● Goal: From the material below, list every line containing "JSON".

(Data listing)
○ ○ ○ ○
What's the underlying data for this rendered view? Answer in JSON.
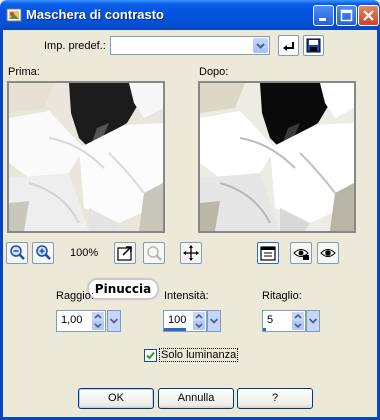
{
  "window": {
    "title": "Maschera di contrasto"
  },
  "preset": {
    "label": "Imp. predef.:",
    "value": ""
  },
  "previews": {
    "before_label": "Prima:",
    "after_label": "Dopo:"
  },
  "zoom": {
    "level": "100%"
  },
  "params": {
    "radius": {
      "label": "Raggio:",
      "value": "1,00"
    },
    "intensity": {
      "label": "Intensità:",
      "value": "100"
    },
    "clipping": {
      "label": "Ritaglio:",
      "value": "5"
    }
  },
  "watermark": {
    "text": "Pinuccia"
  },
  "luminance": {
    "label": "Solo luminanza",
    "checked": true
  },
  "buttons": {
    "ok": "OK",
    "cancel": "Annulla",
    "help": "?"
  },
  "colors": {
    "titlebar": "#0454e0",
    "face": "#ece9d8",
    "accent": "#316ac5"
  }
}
○ ○ ○ ○
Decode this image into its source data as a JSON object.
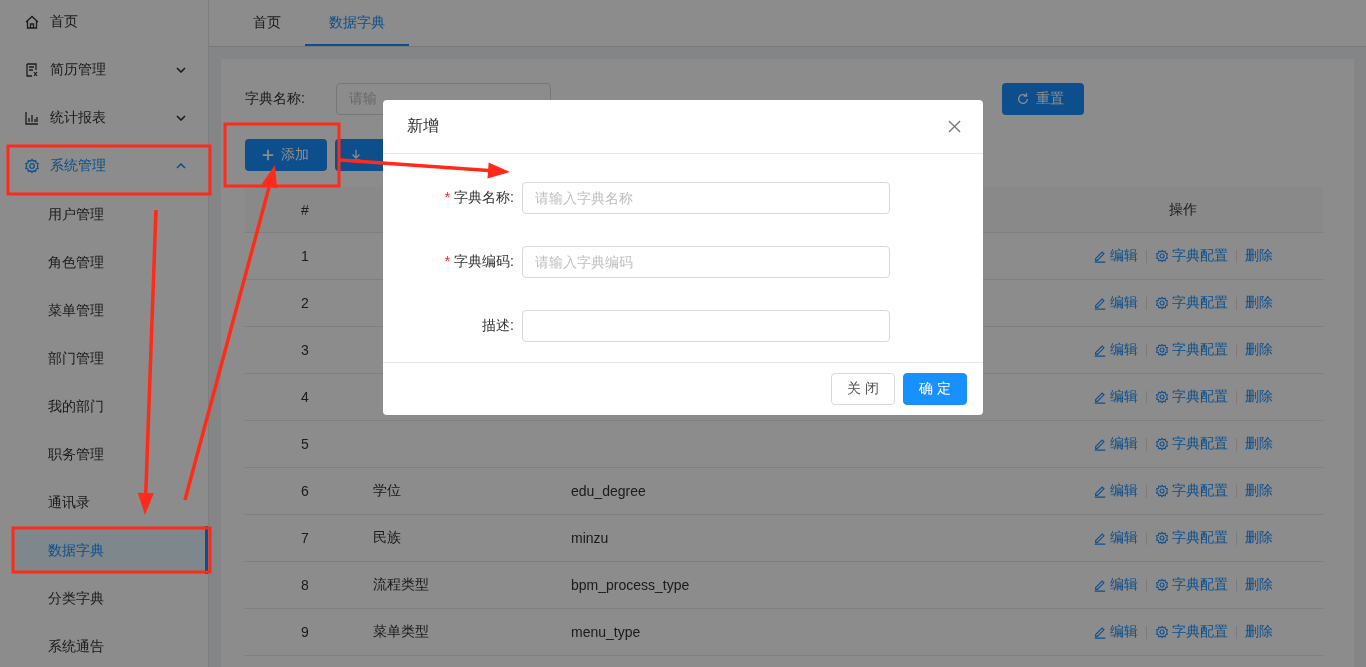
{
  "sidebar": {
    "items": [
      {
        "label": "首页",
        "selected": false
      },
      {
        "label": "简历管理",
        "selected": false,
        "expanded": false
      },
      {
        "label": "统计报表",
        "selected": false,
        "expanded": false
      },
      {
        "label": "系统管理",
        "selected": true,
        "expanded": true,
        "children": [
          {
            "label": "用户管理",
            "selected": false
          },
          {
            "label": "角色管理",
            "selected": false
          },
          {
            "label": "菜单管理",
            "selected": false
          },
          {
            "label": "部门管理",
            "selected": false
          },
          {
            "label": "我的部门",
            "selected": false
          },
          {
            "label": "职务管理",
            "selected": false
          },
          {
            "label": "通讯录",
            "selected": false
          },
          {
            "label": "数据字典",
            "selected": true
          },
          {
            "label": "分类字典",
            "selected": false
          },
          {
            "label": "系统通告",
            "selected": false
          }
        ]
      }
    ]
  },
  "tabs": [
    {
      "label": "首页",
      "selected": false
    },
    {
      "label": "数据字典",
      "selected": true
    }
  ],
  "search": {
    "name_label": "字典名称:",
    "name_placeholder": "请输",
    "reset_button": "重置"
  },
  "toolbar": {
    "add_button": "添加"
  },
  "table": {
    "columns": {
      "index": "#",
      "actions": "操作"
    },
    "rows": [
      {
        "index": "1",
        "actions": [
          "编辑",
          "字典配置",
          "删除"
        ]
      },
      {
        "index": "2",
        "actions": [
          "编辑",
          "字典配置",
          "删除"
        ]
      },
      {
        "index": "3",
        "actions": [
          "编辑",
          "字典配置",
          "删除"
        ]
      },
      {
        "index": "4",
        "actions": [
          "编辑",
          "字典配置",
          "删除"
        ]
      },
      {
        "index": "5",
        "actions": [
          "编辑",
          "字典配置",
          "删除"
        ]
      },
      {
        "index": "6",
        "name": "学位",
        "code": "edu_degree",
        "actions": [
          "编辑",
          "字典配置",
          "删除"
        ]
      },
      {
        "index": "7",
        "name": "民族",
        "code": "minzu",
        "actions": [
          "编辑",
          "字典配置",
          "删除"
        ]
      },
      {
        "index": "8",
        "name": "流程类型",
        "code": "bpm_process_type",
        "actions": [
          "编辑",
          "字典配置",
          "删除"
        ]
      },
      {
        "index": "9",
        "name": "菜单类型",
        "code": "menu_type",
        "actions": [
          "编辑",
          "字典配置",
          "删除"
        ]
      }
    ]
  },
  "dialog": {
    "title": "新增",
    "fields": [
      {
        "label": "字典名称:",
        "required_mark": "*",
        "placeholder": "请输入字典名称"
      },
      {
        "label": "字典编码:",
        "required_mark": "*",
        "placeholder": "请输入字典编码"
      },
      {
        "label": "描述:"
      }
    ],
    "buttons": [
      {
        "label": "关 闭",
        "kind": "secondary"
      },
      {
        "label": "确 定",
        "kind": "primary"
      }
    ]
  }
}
○ ○ ○ ○
● Result for this exercise:
What's the underlying data for this rendered view? Answer in JSON.
Decode this image into its source data as a JSON object.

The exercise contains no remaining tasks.